» **Data provided**
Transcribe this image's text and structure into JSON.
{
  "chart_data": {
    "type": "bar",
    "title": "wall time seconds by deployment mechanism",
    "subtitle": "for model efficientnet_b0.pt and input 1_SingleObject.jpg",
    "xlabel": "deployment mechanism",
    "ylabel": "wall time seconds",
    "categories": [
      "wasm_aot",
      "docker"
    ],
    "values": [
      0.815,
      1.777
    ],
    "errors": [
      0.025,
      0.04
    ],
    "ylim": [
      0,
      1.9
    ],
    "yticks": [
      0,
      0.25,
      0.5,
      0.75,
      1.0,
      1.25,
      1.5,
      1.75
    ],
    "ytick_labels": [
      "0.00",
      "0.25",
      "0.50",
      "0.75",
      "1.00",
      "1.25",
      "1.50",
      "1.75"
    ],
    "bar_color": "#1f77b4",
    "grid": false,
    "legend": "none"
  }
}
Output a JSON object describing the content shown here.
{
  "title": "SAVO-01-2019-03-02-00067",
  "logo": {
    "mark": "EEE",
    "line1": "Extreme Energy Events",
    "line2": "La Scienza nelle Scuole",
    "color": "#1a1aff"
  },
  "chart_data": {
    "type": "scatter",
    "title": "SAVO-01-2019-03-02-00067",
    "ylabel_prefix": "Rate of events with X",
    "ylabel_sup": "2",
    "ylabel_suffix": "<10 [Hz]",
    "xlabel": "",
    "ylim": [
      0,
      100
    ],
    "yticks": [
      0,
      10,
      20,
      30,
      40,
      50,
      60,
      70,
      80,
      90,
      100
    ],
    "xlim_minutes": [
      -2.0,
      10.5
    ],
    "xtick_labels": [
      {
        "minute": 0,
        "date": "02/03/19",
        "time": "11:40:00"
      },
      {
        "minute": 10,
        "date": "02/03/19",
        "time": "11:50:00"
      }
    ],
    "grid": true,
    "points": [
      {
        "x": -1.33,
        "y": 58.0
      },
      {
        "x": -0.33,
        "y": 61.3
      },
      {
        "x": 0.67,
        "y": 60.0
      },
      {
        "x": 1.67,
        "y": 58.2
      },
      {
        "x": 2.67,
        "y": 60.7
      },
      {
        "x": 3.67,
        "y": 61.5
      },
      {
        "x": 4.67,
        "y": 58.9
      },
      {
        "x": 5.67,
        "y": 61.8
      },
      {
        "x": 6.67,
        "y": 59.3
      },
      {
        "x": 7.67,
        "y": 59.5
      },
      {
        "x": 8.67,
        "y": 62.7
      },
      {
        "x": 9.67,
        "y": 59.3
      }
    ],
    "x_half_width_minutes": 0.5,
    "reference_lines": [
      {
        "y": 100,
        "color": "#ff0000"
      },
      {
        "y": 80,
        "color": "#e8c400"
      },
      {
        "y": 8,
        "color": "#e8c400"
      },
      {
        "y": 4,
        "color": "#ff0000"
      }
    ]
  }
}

» **Task brief**
Look through the entries above. Extract each line with the word "mechanism".

» **Written solution**
    "title": "wall time seconds by deployment mechanism",
    "xlabel": "deployment mechanism",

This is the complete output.